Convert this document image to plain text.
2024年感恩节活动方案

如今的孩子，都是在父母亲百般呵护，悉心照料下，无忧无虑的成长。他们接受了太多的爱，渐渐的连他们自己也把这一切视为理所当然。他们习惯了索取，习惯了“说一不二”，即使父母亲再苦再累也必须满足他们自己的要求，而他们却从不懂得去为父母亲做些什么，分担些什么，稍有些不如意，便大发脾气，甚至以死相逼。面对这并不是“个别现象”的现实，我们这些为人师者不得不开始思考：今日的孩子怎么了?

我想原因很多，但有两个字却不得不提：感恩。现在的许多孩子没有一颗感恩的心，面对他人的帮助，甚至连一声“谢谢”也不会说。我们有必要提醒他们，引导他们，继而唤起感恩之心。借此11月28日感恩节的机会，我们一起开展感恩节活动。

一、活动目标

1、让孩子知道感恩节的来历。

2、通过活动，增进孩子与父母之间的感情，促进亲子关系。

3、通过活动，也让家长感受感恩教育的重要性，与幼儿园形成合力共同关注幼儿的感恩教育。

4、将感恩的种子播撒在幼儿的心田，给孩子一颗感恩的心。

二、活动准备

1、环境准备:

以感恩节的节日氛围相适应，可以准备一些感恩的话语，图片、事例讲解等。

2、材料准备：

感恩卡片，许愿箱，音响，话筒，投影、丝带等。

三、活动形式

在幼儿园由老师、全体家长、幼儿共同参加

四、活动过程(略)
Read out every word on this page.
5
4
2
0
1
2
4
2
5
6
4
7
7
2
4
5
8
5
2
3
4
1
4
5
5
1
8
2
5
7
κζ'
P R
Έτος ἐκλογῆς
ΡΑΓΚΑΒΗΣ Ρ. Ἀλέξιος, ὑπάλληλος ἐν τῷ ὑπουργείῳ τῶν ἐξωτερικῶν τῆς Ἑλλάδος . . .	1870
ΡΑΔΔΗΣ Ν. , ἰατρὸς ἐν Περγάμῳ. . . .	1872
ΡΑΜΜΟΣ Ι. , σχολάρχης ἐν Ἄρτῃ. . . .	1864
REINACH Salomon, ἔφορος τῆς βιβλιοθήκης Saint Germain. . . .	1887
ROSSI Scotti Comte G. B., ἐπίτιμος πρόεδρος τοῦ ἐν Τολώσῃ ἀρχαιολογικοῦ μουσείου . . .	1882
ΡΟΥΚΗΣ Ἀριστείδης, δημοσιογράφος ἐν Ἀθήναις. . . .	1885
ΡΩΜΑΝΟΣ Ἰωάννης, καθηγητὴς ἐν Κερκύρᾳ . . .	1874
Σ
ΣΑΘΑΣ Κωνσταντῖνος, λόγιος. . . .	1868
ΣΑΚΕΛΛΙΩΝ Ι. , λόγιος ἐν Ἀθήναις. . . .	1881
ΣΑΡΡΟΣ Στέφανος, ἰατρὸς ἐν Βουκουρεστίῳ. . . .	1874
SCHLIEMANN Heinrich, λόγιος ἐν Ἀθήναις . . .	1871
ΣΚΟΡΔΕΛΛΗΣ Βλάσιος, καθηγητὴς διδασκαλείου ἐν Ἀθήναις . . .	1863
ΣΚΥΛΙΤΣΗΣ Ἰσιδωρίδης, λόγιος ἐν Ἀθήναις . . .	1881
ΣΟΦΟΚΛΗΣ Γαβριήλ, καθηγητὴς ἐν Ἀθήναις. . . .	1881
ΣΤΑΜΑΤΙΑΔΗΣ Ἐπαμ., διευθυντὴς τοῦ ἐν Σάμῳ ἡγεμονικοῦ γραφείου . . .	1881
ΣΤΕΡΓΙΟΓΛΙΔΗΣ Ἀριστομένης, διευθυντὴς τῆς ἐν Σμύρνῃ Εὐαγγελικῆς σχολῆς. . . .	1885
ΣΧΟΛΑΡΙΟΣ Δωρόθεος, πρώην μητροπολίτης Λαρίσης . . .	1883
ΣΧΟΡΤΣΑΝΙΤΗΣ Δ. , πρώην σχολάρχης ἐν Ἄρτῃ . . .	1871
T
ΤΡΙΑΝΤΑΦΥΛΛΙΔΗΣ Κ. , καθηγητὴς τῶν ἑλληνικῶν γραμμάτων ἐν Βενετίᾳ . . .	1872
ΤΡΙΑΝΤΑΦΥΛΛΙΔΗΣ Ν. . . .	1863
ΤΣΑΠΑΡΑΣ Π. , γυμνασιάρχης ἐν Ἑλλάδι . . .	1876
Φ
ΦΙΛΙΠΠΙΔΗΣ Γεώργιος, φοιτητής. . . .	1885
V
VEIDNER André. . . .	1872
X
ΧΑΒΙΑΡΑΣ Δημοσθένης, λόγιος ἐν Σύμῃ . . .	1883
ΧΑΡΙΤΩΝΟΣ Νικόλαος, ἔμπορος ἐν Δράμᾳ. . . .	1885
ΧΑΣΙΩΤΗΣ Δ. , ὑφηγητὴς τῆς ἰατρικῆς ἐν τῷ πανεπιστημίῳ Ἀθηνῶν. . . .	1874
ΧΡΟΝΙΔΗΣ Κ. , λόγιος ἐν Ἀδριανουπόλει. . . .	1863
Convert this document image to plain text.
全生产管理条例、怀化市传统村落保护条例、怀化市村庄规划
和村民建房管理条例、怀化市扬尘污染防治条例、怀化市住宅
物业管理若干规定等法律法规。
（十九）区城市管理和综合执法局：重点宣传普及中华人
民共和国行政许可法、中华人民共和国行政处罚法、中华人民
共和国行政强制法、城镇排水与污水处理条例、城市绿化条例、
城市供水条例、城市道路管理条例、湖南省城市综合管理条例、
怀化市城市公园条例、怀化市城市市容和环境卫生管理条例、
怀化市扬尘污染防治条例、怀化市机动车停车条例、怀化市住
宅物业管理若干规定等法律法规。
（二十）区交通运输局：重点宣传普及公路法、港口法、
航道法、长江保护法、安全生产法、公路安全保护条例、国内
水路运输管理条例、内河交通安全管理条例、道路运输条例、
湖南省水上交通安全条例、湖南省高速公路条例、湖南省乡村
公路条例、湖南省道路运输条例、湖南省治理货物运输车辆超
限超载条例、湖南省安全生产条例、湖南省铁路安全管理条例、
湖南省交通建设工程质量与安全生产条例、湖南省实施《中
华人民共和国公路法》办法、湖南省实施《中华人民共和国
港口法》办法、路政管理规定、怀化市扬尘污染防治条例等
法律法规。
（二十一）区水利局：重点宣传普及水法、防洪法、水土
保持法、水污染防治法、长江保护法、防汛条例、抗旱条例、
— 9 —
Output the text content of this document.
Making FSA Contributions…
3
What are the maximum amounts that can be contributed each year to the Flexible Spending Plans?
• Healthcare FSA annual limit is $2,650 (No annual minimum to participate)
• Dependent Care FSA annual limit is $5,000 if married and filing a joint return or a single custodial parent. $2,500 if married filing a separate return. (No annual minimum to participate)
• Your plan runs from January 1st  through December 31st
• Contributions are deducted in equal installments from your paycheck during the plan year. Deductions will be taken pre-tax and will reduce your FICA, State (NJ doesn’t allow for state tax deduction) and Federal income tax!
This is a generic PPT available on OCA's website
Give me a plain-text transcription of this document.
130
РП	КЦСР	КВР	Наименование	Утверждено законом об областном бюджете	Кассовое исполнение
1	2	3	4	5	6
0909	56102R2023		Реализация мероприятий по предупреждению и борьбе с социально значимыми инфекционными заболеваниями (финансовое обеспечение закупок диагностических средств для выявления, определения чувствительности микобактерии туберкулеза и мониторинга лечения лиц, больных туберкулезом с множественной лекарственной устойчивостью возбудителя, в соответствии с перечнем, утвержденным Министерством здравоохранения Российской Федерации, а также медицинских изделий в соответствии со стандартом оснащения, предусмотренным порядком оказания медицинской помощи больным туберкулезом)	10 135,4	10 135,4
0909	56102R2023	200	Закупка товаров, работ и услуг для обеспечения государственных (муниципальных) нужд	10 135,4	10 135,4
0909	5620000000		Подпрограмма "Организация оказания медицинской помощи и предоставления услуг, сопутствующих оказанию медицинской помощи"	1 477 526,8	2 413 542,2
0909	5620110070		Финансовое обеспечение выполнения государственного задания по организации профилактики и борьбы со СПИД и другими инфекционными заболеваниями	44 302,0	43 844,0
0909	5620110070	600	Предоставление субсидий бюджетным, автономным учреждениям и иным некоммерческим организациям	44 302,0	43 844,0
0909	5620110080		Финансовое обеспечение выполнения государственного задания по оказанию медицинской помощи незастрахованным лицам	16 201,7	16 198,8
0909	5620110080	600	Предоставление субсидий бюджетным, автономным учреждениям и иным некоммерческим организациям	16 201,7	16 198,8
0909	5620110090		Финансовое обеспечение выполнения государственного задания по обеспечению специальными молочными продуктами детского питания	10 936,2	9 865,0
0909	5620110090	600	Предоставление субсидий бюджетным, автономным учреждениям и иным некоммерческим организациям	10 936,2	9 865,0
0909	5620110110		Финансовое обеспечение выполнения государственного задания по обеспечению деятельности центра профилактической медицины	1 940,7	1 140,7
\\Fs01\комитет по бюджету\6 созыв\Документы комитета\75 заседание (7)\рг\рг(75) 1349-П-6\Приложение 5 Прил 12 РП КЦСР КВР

SET PROBLEM
Give the number of lines in the material above that have the word "document" in them, and nothing more.

ANSWER
4